(A run of records)
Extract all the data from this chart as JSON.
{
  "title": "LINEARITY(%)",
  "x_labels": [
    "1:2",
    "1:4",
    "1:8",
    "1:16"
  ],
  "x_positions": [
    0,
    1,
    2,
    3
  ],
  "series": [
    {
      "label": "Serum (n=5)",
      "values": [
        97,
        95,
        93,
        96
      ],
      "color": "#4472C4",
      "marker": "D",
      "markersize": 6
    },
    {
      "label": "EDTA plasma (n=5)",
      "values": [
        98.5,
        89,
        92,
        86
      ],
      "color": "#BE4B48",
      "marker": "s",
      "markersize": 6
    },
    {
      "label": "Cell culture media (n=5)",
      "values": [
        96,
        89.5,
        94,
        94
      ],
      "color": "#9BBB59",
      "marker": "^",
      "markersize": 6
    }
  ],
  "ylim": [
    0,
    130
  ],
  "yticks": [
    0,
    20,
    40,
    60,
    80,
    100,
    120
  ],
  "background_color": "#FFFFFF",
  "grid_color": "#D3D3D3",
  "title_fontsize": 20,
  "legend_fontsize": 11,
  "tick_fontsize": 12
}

» **What you are asked to do**: Copy out the material word for word and line for line.

» **Result**:
Extract all the data from this chart as JSON.
{
  "title": "LINEARITY(%)",
  "x_labels": [
    "1:2",
    "1:4",
    "1:8",
    "1:16"
  ],
  "x_positions": [
    0,
    1,
    2,
    3
  ],
  "series": [
    {
      "label": "Serum (n=5)",
      "values": [
        97,
        95,
        93,
        96
      ],
      "color": "#4472C4",
      "marker": "D",
      "markersize": 6
    },
    {
      "label": "EDTA plasma (n=5)",
      "values": [
        98.5,
        89,
        92,
        86
      ],
      "color": "#BE4B48",
      "marker": "s",
      "markersize": 6
    },
    {
      "label": "Cell culture media (n=5)",
      "values": [
        96,
        89.5,
        94,
        94
      ],
      "color": "#9BBB59",
      "marker": "^",
      "markersize": 6
    }
  ],
  "ylim": [
    0,
    130
  ],
  "yticks": [
    0,
    20,
    40,
    60,
    80,
    100,
    120
  ],
  "background_color": "#FFFFFF",
  "grid_color": "#D3D3D3",
  "title_fontsize": 20,
  "legend_fontsize": 11,
  "tick_fontsize": 12
}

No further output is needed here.